**Goal**
Below is a block of records. Copy every line in it that contains the word "grid".

---

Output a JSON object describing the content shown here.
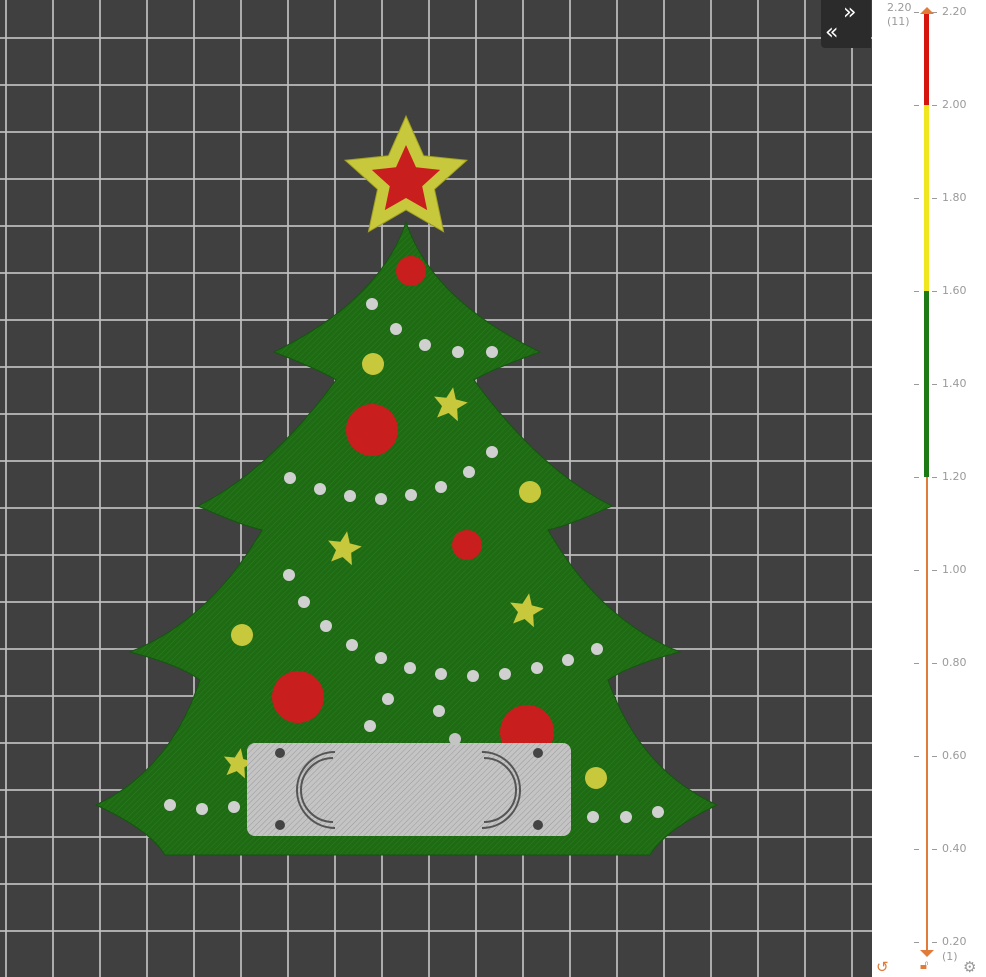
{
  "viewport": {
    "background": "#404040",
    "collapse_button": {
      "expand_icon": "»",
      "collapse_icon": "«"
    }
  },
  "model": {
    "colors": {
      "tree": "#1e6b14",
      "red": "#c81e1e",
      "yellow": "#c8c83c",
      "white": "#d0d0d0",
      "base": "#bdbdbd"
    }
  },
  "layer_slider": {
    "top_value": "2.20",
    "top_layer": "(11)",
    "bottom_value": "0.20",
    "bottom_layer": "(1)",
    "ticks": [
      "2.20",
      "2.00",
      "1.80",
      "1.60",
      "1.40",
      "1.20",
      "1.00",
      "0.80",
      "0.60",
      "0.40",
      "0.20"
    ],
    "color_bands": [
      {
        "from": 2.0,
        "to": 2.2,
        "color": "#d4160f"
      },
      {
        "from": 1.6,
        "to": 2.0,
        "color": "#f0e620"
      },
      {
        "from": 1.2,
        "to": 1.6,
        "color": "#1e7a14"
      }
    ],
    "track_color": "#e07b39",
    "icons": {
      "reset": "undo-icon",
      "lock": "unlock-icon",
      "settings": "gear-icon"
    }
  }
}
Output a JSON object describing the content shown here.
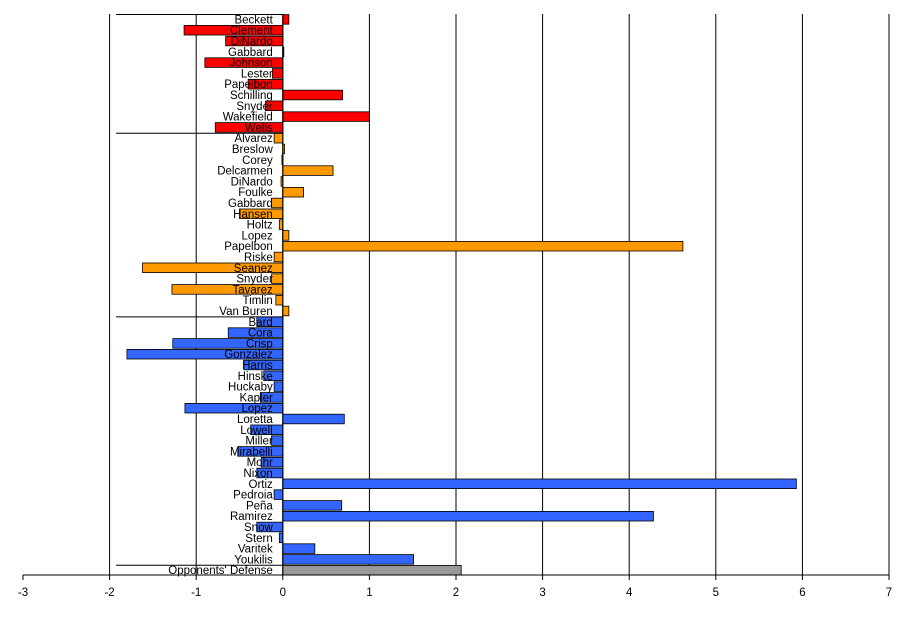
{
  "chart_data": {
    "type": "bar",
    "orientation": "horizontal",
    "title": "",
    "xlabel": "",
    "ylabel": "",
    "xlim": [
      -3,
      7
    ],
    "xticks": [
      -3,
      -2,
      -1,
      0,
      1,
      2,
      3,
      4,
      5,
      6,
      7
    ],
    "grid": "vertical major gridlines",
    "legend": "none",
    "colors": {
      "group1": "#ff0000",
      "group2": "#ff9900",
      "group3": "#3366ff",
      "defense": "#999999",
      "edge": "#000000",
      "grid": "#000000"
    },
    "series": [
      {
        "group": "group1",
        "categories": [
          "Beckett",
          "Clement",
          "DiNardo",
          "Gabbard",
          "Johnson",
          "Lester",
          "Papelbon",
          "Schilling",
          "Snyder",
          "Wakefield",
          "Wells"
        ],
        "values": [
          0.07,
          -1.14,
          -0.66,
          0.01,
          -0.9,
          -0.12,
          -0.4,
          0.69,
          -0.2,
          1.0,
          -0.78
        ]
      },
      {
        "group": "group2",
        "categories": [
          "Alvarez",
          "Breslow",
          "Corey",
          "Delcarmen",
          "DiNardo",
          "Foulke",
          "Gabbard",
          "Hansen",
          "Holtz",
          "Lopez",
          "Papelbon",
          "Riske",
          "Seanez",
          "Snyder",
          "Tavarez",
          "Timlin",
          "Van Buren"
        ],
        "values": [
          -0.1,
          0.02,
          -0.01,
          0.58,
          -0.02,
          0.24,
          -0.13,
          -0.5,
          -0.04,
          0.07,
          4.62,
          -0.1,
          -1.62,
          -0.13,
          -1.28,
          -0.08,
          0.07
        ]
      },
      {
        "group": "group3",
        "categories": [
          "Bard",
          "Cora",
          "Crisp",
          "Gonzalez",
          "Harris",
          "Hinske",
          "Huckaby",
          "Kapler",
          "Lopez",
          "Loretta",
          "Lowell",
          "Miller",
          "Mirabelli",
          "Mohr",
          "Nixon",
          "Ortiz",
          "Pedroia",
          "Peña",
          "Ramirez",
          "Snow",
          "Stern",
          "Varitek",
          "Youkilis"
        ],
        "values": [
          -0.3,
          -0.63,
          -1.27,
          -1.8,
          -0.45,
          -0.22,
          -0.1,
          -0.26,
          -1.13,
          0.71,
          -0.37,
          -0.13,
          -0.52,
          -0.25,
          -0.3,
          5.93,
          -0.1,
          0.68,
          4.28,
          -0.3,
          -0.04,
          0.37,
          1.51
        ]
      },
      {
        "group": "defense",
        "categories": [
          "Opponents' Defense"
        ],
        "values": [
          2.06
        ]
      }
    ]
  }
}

---

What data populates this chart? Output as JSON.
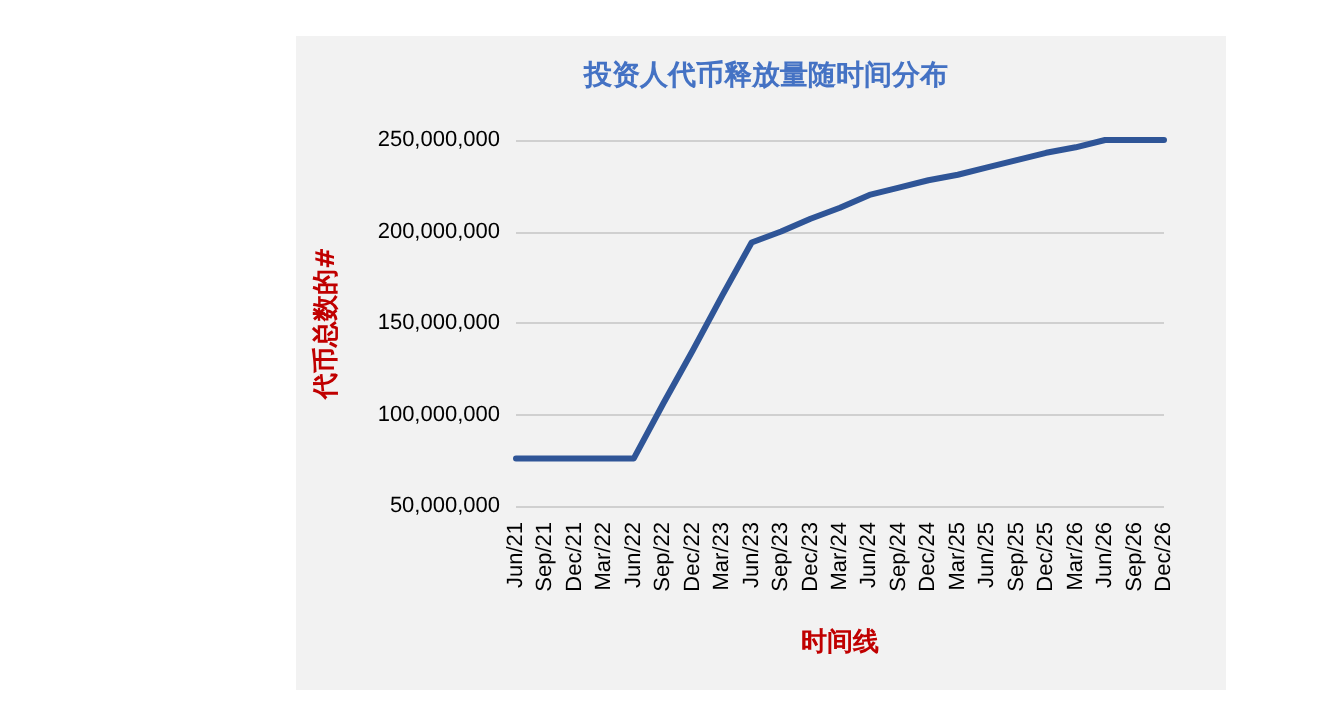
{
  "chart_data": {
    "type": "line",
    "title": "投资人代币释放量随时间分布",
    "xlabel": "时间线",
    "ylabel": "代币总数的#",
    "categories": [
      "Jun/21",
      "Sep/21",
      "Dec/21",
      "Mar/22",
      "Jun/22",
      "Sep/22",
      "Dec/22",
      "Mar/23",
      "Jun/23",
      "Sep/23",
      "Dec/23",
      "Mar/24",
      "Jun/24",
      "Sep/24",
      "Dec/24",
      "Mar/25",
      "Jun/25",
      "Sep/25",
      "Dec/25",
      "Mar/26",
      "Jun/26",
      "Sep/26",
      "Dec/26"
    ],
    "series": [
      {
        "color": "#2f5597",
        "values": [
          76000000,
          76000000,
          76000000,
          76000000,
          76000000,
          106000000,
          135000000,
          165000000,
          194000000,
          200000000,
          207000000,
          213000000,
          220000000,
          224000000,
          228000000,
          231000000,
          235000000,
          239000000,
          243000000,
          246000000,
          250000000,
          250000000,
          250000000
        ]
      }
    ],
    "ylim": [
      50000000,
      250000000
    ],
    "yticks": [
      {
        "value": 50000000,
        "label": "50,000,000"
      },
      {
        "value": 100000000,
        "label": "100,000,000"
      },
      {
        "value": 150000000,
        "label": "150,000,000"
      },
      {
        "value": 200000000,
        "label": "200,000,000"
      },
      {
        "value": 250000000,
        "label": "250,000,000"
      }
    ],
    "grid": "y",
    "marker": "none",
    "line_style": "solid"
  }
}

---

**Full answer**
    "grid": "vertical major gridlines",
      "grid": "#000000"
    "grid": "y",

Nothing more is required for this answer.